▶ **Extract**
┄┄┄┄┄┄
Every year hundreds of movies get released but not all of them are successful. The aim of the project is to analyze the TMDB movie dataset which has details about the movies, their production cost and revenue generated along with rating inforamtion. We want to come up with insights by analyzing the dataset.
As mentioned on the Kaggle website, the major question we are trying to answer here is what can we say about the success of a movie before it is released? Are there certain companies (Pixar?) that have found a consistent formula? Given that major films costing over $100 million to produce can still flop, this question is more important than ever to the industry.
We are trying to analyze the dataset to find answers to the questions posed in the problem statement. We will start with a univariate analysis and then move ahead with a mutivariate analysis to understand the impact of certain factors in determining the success of the movie. The success of a movie could be measured in terms of the following metrics:
To start with the data analysis, we have used the following R packages:
Here we are checking if the package is installed on your PC. Else, dont worry, we are installing it or you!!
#Checking if the package is installed on your PC. ELse installing it or you!!
┄┄┄┄┄┄
▶ **Raw data**
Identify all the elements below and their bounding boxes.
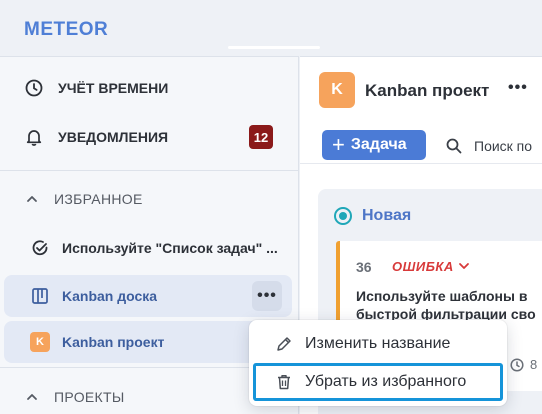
task-meta: 8: [510, 357, 537, 372]
section-header-favorites[interactable]: ИЗБРАННОЕ: [0, 179, 299, 219]
check-circle-icon: [30, 238, 50, 258]
notification-count-badge: 12: [249, 125, 273, 149]
task-number: 36: [356, 259, 372, 275]
clock-icon: [510, 357, 524, 372]
project-avatar: K: [30, 332, 50, 352]
sidebar-item-label: УВЕДОМЛЕНИЯ: [58, 129, 169, 145]
context-menu: Изменить название Убрать из избранного: [249, 320, 507, 406]
bell-icon: [24, 127, 44, 147]
chevron-up-icon: [27, 196, 37, 202]
project-avatar-letter: K: [30, 332, 50, 352]
menu-item-rename[interactable]: Изменить название: [255, 327, 501, 361]
divider: [0, 170, 299, 171]
board-icon: [30, 286, 50, 306]
more-options-button[interactable]: •••: [252, 281, 282, 311]
menu-item-remove-favorite[interactable]: Убрать из избранного: [253, 363, 503, 401]
task-meta-count: 8: [530, 357, 538, 372]
sidebar-item-label: УЧЁТ ВРЕМЕНИ: [58, 80, 169, 96]
menu-item-label: Убрать из избранного: [305, 373, 467, 390]
section-header-label: ИЗБРАННОЕ: [54, 191, 143, 207]
add-task-button[interactable]: + Задача: [322, 130, 426, 160]
tab-indicator: [228, 46, 320, 49]
plus-icon: +: [332, 132, 345, 157]
section-header-label: ПРОЕКТЫ: [54, 389, 125, 405]
chevron-up-icon: [27, 394, 37, 400]
task-title-line: Используйте шаблоны в: [356, 288, 528, 304]
trash-icon: [275, 373, 293, 391]
project-more-button[interactable]: •••: [508, 79, 528, 97]
search-label: Поиск по: [474, 138, 533, 154]
task-title: Используйте шаблоны в быстрой фильтрации…: [356, 287, 542, 323]
chevron-down-icon: [459, 263, 469, 269]
search-field[interactable]: Поиск по: [446, 135, 542, 157]
favorite-item-label: Kanban доска: [62, 288, 158, 304]
favorite-item-task-list[interactable]: Используйте "Список задач" ...: [4, 227, 292, 269]
status-dot-icon: [334, 207, 352, 225]
search-icon: [446, 138, 462, 154]
column-header: Новая: [334, 207, 411, 225]
column-name: Новая: [362, 207, 412, 224]
menu-item-label: Изменить название: [305, 335, 451, 352]
toolbar-divider: [300, 163, 542, 164]
app-logo[interactable]: METEOR: [24, 19, 108, 41]
sidebar-item-time-tracking[interactable]: УЧЁТ ВРЕМЕНИ: [0, 65, 299, 111]
project-avatar: K: [319, 72, 355, 108]
pencil-icon: [275, 335, 293, 353]
top-bar: METEOR: [0, 0, 542, 56]
project-title: Kanban проект: [365, 81, 490, 100]
favorite-item-label: Используйте "Список задач" ...: [62, 240, 278, 256]
sidebar-item-notifications[interactable]: УВЕДОМЛЕНИЯ 12: [0, 114, 299, 160]
favorite-item-label: Kanban проект: [62, 334, 165, 350]
clock-icon: [24, 78, 44, 98]
favorite-item-kanban-board[interactable]: Kanban доска •••: [4, 275, 292, 317]
task-type-tag[interactable]: ОШИБКА: [392, 259, 454, 274]
add-task-label: Задача: [350, 136, 407, 153]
┄┄┄┄┄┄
▶ **The tasks**
a: Do these statements agree with the TMDB analysis? Answer yes or no for each, quoting the words that decide it.
(i) The analysis opens with a multivariate analysis.
(ii) The dataset covers what the movies cost to produce and what they earned.
(iii) The central question is taken from the Kaggle website.
b: Can you reproduce everything in the TMDB analysis from "As mentioned on" down to "to the industry."?
None of the lines relate to the TMDB analysis.

▶ **Responses to the tasks**
a:
(i) No: "We will start with a univariate analysis"
(ii) Yes: "their production cost and revenue generated"
(iii) Yes: "As mentioned on the Kaggle website, the major question we are trying to answer here"

b:
As mentioned on the Kaggle website, the major question we are trying to answer here is what can we say about the success of a movie before it is released? Are there certain companies (Pixar?) that have found a consistent formula? Given that major films costing over $100 million to produce can still flop, this question is more important than ever to the industry.